Work required: Of the lines in the data below, count the ones holding the string "this", and answer with that number only.

** start of Data to use **

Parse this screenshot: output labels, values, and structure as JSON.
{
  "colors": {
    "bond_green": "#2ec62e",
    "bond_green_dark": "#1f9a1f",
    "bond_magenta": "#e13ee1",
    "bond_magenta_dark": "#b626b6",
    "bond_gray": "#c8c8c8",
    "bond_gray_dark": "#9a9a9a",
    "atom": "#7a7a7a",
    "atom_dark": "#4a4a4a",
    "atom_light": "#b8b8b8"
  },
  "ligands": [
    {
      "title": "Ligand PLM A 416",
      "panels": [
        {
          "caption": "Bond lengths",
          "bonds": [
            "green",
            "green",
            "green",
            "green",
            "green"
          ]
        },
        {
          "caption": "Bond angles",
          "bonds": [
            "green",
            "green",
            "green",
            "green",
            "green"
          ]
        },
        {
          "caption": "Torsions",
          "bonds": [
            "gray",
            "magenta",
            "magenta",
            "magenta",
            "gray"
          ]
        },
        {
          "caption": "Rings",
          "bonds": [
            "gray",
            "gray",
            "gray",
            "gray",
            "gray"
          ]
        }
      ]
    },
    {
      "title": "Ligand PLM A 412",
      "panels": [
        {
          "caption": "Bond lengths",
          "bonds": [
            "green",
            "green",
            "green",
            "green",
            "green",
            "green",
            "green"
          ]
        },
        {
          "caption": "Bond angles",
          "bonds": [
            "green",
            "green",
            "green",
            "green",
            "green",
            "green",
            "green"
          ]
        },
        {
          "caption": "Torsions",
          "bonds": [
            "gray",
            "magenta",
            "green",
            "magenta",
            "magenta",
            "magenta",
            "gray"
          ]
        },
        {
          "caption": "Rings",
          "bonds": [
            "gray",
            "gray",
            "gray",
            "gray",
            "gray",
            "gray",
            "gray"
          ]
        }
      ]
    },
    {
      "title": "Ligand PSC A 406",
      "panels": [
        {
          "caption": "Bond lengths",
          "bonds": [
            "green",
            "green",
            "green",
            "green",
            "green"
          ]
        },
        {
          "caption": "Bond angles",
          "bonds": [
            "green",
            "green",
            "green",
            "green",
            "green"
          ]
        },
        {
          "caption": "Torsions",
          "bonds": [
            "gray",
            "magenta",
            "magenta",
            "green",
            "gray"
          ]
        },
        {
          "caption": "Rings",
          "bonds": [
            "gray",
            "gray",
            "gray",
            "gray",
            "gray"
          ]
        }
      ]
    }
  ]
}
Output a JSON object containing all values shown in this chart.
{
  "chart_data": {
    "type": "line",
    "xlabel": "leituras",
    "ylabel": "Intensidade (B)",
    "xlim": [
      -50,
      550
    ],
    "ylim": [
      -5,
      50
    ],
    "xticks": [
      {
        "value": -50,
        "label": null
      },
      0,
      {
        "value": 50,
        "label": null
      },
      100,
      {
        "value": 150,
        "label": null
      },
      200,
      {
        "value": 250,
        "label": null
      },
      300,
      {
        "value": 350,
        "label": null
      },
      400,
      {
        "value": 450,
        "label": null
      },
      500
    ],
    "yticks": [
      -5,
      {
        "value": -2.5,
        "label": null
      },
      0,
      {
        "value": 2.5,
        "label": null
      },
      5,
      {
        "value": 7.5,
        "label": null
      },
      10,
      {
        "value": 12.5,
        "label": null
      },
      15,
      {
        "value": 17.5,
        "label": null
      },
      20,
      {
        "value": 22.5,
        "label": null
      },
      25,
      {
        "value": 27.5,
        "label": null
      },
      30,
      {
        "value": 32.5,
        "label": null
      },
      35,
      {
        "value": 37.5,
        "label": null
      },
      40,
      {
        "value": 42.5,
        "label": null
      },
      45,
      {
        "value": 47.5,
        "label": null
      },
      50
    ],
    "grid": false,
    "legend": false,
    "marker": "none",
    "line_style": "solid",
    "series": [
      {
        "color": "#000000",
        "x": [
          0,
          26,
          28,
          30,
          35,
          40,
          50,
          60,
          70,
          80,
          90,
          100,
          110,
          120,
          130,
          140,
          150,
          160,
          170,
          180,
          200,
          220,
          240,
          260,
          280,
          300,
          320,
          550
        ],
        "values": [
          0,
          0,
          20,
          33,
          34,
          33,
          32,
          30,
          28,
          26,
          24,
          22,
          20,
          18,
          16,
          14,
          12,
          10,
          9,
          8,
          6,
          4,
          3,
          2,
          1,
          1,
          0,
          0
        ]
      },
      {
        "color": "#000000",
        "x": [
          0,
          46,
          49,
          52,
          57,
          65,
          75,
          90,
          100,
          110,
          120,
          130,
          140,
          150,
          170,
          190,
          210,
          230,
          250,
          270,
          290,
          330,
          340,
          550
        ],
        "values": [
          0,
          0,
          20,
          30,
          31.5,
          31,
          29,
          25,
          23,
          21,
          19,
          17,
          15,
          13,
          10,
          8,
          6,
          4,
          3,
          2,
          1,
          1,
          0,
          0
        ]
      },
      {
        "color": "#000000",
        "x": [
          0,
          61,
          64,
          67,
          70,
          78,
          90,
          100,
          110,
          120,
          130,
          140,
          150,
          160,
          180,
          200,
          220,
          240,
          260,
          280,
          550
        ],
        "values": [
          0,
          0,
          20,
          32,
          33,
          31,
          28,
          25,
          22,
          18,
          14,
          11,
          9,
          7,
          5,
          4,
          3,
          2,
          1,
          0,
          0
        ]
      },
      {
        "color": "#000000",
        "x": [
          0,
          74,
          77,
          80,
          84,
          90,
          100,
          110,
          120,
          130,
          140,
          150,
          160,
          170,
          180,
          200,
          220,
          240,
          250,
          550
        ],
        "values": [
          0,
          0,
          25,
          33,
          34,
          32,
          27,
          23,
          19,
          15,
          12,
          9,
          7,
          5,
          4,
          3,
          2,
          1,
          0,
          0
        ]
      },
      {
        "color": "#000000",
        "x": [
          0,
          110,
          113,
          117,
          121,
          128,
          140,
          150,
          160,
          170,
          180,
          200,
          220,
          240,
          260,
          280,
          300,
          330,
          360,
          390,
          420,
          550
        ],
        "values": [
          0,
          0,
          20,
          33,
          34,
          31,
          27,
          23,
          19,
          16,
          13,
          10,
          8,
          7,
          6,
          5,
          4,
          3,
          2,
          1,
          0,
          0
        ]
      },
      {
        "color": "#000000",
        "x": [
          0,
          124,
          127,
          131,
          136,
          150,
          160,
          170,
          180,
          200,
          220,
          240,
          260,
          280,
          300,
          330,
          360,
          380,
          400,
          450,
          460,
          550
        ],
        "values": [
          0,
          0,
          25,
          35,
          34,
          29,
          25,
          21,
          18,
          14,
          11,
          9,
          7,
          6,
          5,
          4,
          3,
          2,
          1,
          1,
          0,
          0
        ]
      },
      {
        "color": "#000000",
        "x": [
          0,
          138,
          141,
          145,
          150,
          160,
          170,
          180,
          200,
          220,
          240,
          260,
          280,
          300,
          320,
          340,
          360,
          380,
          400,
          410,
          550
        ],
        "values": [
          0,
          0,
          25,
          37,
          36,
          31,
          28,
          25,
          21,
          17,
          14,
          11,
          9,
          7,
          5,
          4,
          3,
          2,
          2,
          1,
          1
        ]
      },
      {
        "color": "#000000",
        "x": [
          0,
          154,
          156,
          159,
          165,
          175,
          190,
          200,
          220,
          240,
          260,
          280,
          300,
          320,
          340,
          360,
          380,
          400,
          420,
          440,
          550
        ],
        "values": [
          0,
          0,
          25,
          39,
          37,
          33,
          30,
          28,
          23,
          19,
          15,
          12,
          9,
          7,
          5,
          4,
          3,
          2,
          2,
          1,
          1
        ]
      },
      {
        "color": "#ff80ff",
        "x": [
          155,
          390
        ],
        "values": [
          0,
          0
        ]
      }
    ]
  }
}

** end of Data to use **

Completed task: 2